> **Written exercise**
Retype the whole listing, please, keeping every line exact and dropping the pictures.
# Records supplied start
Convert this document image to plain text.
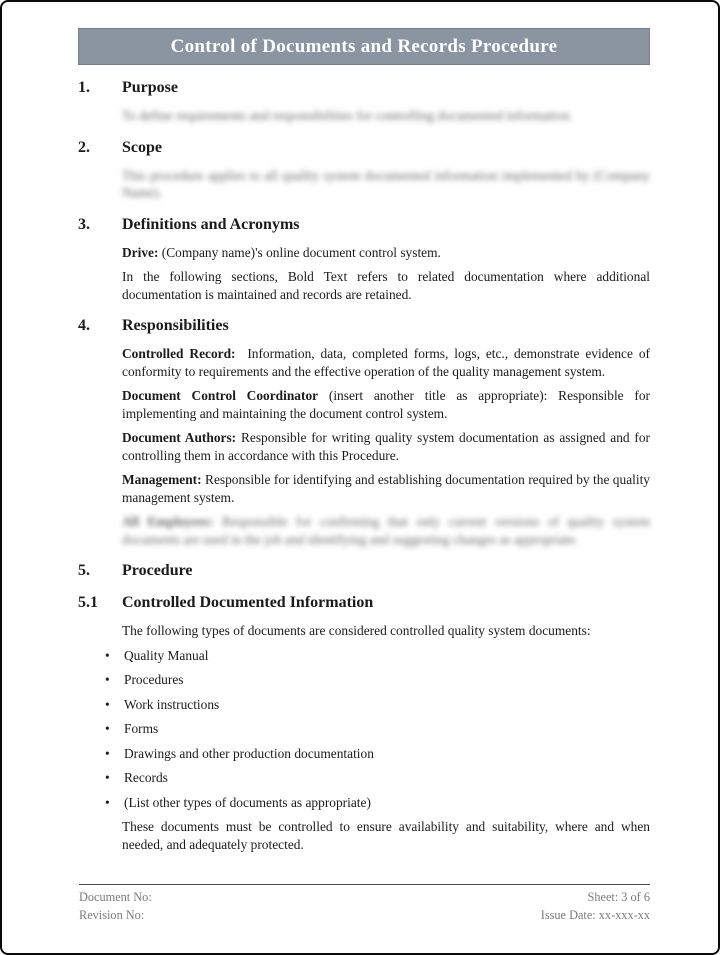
Control of Documents and Records Procedure
1.	Purpose

To define requirements and responsibilities for controlling documented information.

2.	Scope

This procedure applies to all quality system documented information implemented by (Company Name).

3.	Definitions and Acronyms

Drive: (Company name)'s online document control system.

In the following sections, Bold Text refers to related documentation where additional documentation is maintained and records are retained.

4.	Responsibilities

Controlled Record:  Information, data, completed forms, logs, etc., demonstrate evidence of conformity to requirements and the effective operation of the quality management system.

Document Control Coordinator (insert another title as appropriate): Responsible for implementing and maintaining the document control system.

Document Authors: Responsible for writing quality system documentation as assigned and for controlling them in accordance with this Procedure.

Management: Responsible for identifying and establishing documentation required by the quality management system.

All Employees: Responsible for confirming that only current versions of quality system documents are used in the job and identifying and suggesting changes as appropriate.

5.	Procedure
5.1	Controlled Documented Information

The following types of documents are considered controlled quality system documents:

• Quality Manual
• Procedures
• Work instructions
• Forms
• Drawings and other production documentation
• Records
• (List other types of documents as appropriate)

These documents must be controlled to ensure availability and suitability, where and when needed, and adequately protected.

Document No:
Revision No:
Sheet: 3 of 6
Issue Date: xx-xxx-xx
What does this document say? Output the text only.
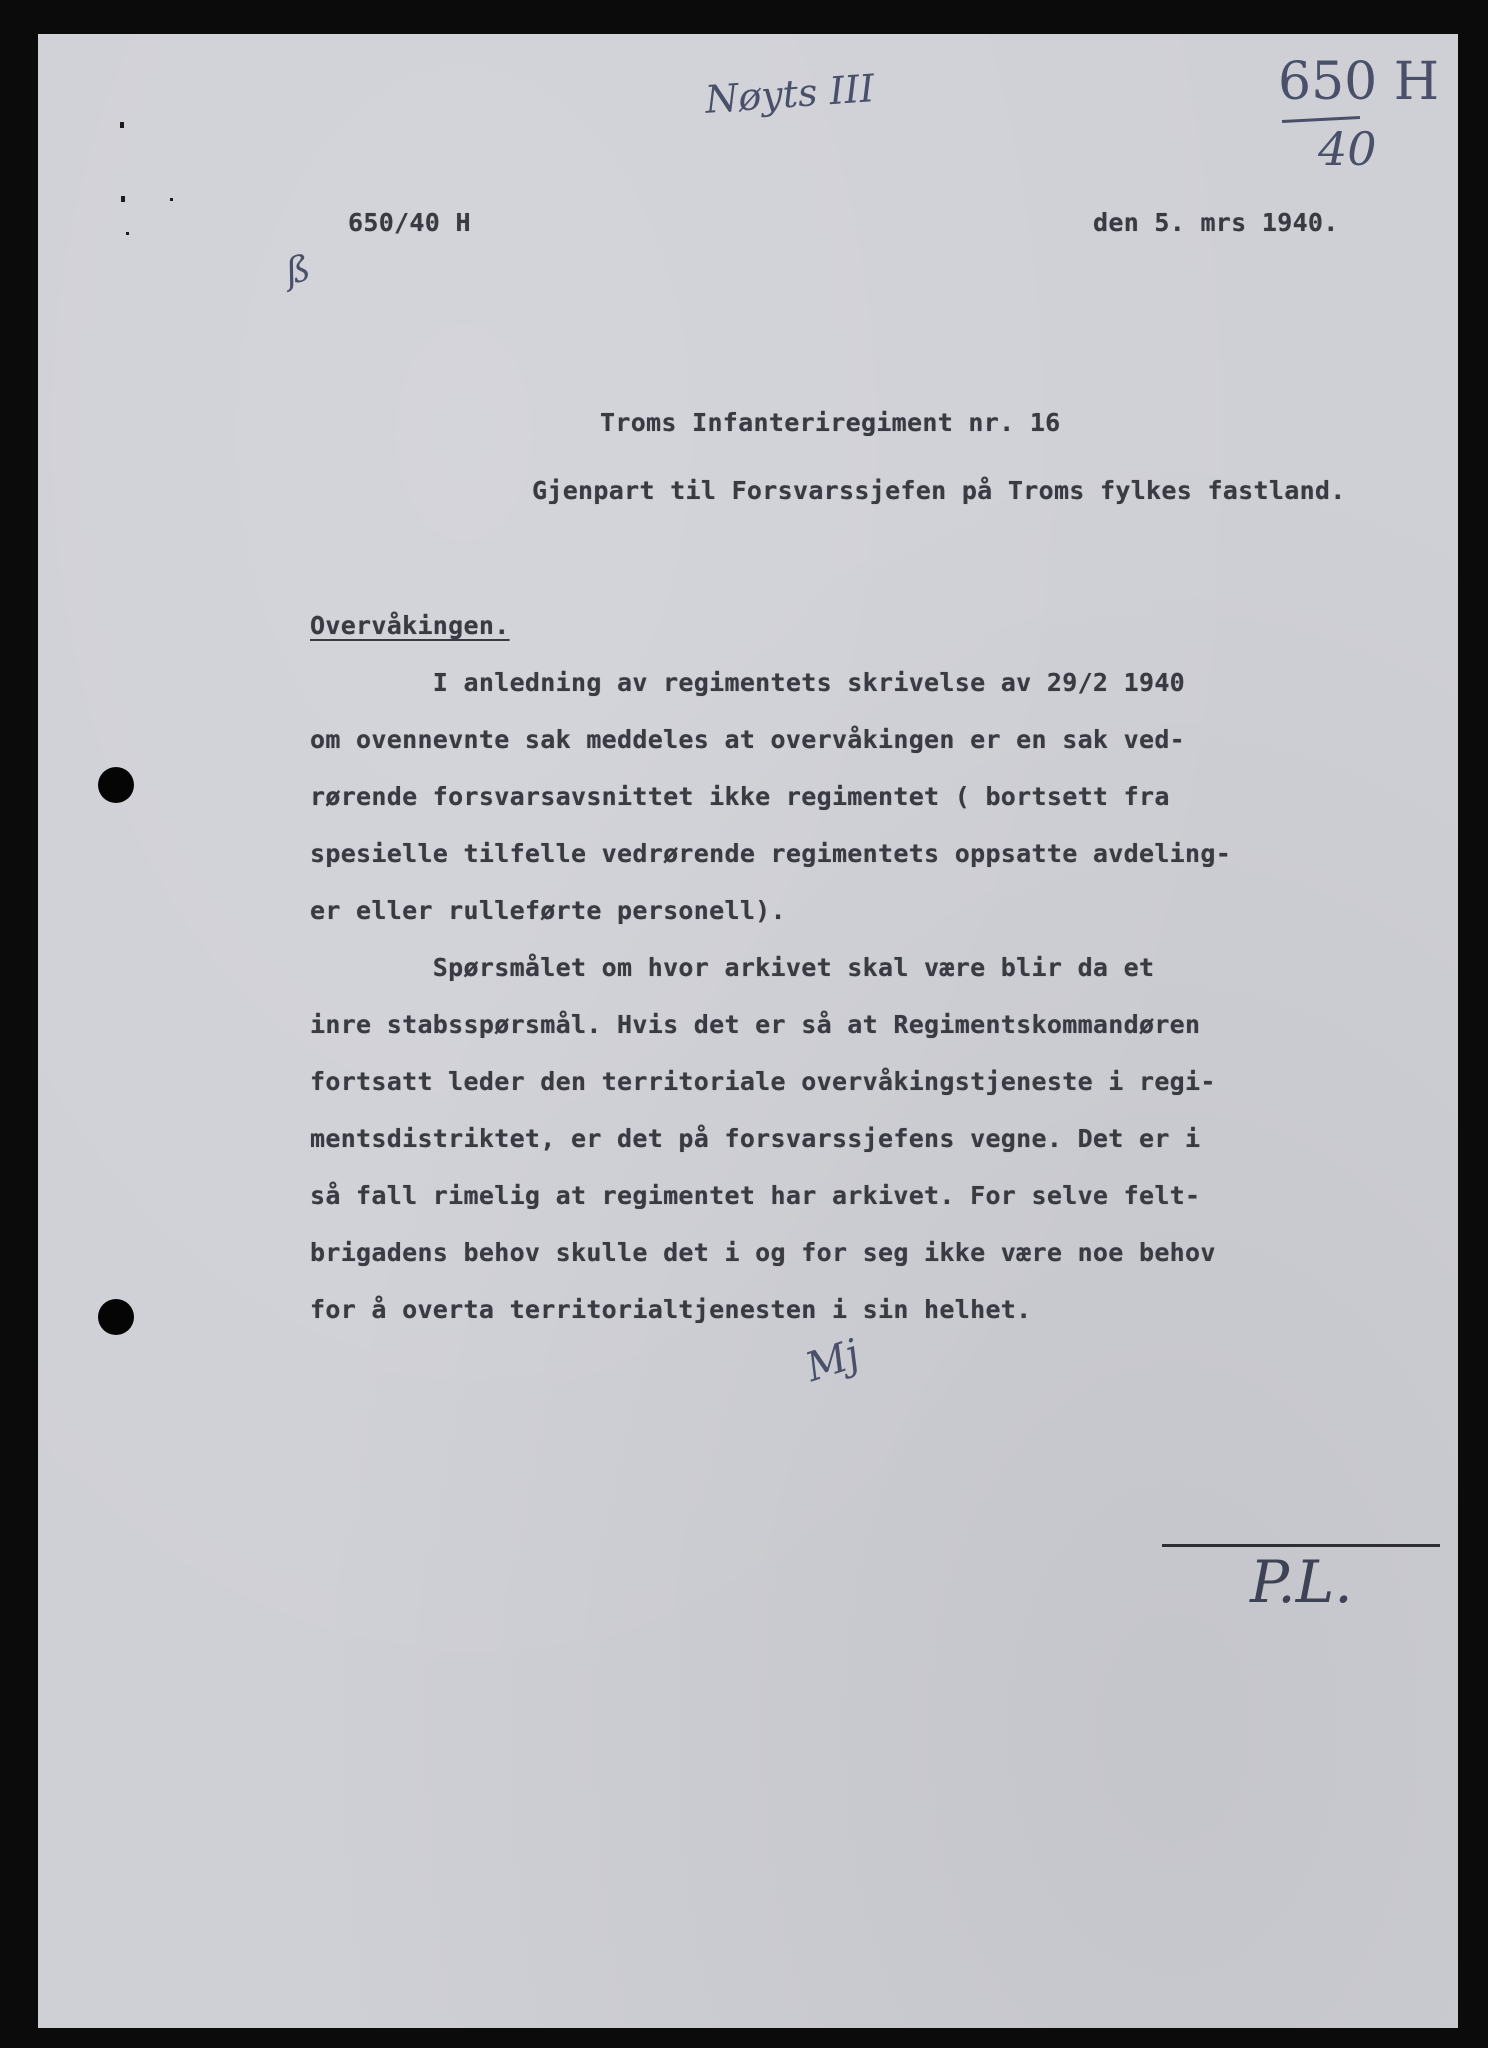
Nøyts III	650 H
40
650/40 H	den 5. mrs 1940.
ß
Troms Infanteriregiment nr. 16
Gjenpart til Forsvarssjefen på Troms fylkes fastland.
Overvåkingen.
I anledning av regimentets skrivelse av 29/2 1940
om ovennevnte sak meddeles at overvåkingen er en sak ved-
rørende forsvarsavsnittet ikke regimentet ( bortsett fra
spesielle tilfelle vedrørende regimentets oppsatte avdeling-
er eller rulleførte personell).
Spørsmålet om hvor arkivet skal være blir da et
inre stabsspørsmål. Hvis det er så at Regimentskommandøren
fortsatt leder den territoriale overvåkingstjeneste i regi-
mentsdistriktet, er det på forsvarssjefens vegne. Det er i
så fall rimelig at regimentet har arkivet. For selve felt-
brigadens behov skulle det i og for seg ikke være noe behov
for å overta territorialtjenesten i sin helhet.
Mj
P.L.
# Records supplied end
> **Answer in full**
Convert this document image to plain text.
Control of Documents and Records Procedure
1.	Purpose

To define requirements and responsibilities for controlling documented information.

2.	Scope

This procedure applies to all quality system documented information implemented by (Company Name).

3.	Definitions and Acronyms

Drive: (Company name)'s online document control system.

In the following sections, Bold Text refers to related documentation where additional documentation is maintained and records are retained.

4.	Responsibilities

Controlled Record:  Information, data, completed forms, logs, etc., demonstrate evidence of conformity to requirements and the effective operation of the quality management system.

Document Control Coordinator (insert another title as appropriate): Responsible for implementing and maintaining the document control system.

Document Authors: Responsible for writing quality system documentation as assigned and for controlling them in accordance with this Procedure.

Management: Responsible for identifying and establishing documentation required by the quality management system.

All Employees: Responsible for confirming that only current versions of quality system documents are used in the job and identifying and suggesting changes as appropriate.

5.	Procedure
5.1	Controlled Documented Information

The following types of documents are considered controlled quality system documents:

• Quality Manual
• Procedures
• Work instructions
• Forms
• Drawings and other production documentation
• Records
• (List other types of documents as appropriate)

These documents must be controlled to ensure availability and suitability, where and when needed, and adequately protected.

Document No:
Revision No:
Sheet: 3 of 6
Issue Date: xx-xxx-xx
What does this document say? Output the text only.
Nøyts III	650 H
40
650/40 H	den 5. mrs 1940.
ß
Troms Infanteriregiment nr. 16
Gjenpart til Forsvarssjefen på Troms fylkes fastland.
Overvåkingen.
I anledning av regimentets skrivelse av 29/2 1940
om ovennevnte sak meddeles at overvåkingen er en sak ved-
rørende forsvarsavsnittet ikke regimentet ( bortsett fra
spesielle tilfelle vedrørende regimentets oppsatte avdeling-
er eller rulleførte personell).
Spørsmålet om hvor arkivet skal være blir da et
inre stabsspørsmål. Hvis det er så at Regimentskommandøren
fortsatt leder den territoriale overvåkingstjeneste i regi-
mentsdistriktet, er det på forsvarssjefens vegne. Det er i
så fall rimelig at regimentet har arkivet. For selve felt-
brigadens behov skulle det i og for seg ikke være noe behov
for å overta territorialtjenesten i sin helhet.
Mj
P.L.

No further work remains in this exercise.